▸ Exercise material:
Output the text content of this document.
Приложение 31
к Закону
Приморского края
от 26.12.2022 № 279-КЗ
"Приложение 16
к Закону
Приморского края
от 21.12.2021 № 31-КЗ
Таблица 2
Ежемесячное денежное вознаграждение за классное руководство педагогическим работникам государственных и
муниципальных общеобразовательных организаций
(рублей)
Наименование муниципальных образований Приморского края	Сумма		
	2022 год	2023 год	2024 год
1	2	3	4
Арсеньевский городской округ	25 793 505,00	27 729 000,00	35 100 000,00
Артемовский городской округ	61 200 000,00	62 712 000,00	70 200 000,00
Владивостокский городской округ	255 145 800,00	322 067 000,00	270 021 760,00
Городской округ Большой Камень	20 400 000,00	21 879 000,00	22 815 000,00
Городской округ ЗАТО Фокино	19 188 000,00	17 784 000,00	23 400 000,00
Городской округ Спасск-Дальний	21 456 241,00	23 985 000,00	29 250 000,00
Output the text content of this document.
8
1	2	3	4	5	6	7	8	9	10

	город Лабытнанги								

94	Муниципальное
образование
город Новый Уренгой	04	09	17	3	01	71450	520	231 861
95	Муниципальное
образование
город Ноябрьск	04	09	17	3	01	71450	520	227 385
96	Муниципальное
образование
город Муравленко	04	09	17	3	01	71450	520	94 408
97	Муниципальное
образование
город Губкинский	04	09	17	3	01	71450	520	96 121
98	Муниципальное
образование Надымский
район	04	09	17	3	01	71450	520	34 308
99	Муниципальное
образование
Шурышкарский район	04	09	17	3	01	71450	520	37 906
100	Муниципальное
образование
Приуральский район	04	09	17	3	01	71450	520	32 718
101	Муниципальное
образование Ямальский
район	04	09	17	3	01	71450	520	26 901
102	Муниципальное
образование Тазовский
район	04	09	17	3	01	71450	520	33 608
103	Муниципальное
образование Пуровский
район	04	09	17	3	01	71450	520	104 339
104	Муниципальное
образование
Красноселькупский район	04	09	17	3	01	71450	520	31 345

▸ What is being asked: Of the lines above, how many contain the word "Муниципальное"? Provide the number and nothing else.

▸ Task output: 11